▸ Goal:
Show only lines that include "ventriculis".

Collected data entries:
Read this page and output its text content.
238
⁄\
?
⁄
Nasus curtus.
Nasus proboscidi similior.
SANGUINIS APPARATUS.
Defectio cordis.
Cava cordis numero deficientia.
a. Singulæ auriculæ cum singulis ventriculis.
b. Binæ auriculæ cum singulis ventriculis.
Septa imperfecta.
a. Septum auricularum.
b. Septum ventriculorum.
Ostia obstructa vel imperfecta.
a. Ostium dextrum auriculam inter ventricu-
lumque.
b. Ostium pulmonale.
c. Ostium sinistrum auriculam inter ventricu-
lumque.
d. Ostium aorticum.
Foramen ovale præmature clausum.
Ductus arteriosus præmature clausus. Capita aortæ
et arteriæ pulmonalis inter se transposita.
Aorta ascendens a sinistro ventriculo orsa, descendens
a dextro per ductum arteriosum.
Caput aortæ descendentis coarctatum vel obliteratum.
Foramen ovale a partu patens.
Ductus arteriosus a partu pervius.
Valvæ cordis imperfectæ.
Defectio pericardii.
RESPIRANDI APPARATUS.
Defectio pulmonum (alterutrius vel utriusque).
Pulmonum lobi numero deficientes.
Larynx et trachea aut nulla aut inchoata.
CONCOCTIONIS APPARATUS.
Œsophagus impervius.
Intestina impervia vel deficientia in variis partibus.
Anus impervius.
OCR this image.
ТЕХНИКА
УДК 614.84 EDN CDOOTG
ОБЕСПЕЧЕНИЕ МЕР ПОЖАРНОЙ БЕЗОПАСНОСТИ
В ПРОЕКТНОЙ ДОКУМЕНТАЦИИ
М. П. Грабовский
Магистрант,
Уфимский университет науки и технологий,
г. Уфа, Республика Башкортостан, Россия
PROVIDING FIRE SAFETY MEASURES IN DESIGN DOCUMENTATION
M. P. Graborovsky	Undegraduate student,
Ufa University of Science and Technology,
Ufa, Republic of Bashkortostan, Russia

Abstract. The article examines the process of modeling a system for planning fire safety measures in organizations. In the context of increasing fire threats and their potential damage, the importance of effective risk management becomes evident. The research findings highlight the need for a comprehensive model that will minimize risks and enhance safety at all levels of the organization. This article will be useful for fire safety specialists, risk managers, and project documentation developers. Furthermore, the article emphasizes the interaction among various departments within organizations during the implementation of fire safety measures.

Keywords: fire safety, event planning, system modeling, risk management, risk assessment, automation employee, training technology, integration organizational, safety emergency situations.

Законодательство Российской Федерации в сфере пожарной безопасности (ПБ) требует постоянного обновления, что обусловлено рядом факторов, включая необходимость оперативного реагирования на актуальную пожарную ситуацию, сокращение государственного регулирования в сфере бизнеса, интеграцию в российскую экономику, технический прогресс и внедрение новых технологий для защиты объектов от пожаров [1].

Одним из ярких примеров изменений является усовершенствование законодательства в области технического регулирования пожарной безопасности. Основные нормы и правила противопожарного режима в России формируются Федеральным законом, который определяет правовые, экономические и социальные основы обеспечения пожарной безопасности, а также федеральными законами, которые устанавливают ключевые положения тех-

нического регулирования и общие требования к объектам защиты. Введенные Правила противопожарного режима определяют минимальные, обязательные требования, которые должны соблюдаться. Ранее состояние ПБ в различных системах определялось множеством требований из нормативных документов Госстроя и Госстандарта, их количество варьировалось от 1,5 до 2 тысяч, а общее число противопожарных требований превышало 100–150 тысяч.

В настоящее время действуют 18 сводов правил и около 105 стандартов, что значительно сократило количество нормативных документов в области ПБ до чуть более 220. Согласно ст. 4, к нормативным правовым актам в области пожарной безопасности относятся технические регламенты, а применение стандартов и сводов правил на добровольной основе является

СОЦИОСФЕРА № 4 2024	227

▸ Answer to the exercise:
a. Singulæ auriculæ cum singulis ventriculis.
b. Binæ auriculæ cum singulis ventriculis.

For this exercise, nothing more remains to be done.